* Task to complete
Reproduce the data below, substituting "x-axis-label" for every occurrence of "x-tick-label" and leaving everything else unchanged. Omit the pictures from your reply.

══ Input data

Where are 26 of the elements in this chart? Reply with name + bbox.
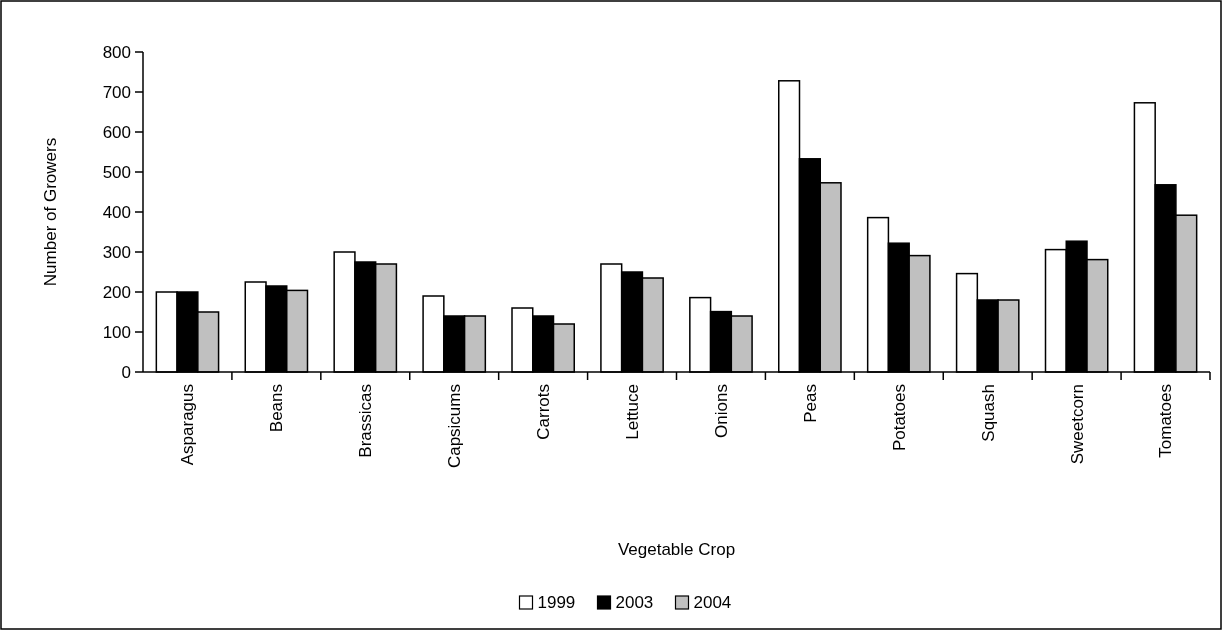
y-tick-label: 0 (121, 362, 131, 382)
y-tick-label: 300 (102, 242, 131, 262)
x-tick-label: Beans (267, 384, 287, 433)
x-tick-label: Sweetcorn (1067, 384, 1087, 465)
x-tick-label: Tomatoes (1156, 384, 1176, 458)
legend-label: 1999 (537, 593, 576, 612)
legend-label: 2003 (615, 593, 654, 612)
y-tick-label: 700 (102, 82, 131, 102)
x-tick-label: Capsicums (445, 384, 465, 469)
x-tick-label: Onions (711, 384, 731, 438)
x-tick-label: Brassicas (356, 384, 376, 458)
y-tick-label: 200 (102, 282, 131, 302)
legend-label: 2004 (693, 593, 732, 612)
x-tick-label: Peas (800, 384, 820, 423)
y-tick-label: 500 (102, 162, 131, 182)
y-tick-label: 400 (102, 202, 131, 222)
y-tick-label: 800 (102, 42, 131, 62)
y-tick-label: 600 (102, 122, 131, 142)
x-axis-title: Vegetable Crop (617, 540, 736, 559)
y-tick-label: 100 (102, 322, 131, 342)
x-tick-label: Squash (978, 384, 998, 442)
x-tick-label: Lettuce (622, 384, 642, 440)
x-tick-label: Potatoes (889, 384, 909, 452)
x-tick-label: Carrots (534, 384, 554, 440)
y-axis-title: Number of Growers (41, 137, 60, 287)
x-tick-label: Asparagus (178, 384, 198, 466)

════

* Reply
Where are 26 of the elements in this chart? Reply with name + bbox.
y-tick-label: 0 (121, 362, 131, 382)
y-tick-label: 300 (102, 242, 131, 262)
x-axis-label: Beans (267, 384, 287, 433)
x-axis-label: Sweetcorn (1067, 384, 1087, 465)
x-axis-label: Tomatoes (1156, 384, 1176, 458)
legend-label: 1999 (537, 593, 576, 612)
legend-label: 2003 (615, 593, 654, 612)
y-tick-label: 700 (102, 82, 131, 102)
x-axis-label: Capsicums (445, 384, 465, 469)
x-axis-label: Onions (711, 384, 731, 438)
x-axis-label: Brassicas (356, 384, 376, 458)
y-tick-label: 200 (102, 282, 131, 302)
legend-label: 2004 (693, 593, 732, 612)
x-axis-label: Peas (800, 384, 820, 423)
y-tick-label: 500 (102, 162, 131, 182)
y-tick-label: 400 (102, 202, 131, 222)
y-tick-label: 800 (102, 42, 131, 62)
y-tick-label: 600 (102, 122, 131, 142)
x-axis-title: Vegetable Crop (617, 540, 736, 559)
y-tick-label: 100 (102, 322, 131, 342)
x-axis-label: Squash (978, 384, 998, 442)
x-axis-label: Lettuce (622, 384, 642, 440)
x-axis-label: Potatoes (889, 384, 909, 452)
x-axis-label: Carrots (534, 384, 554, 440)
y-axis-title: Number of Growers (41, 137, 60, 287)
x-axis-label: Asparagus (178, 384, 198, 466)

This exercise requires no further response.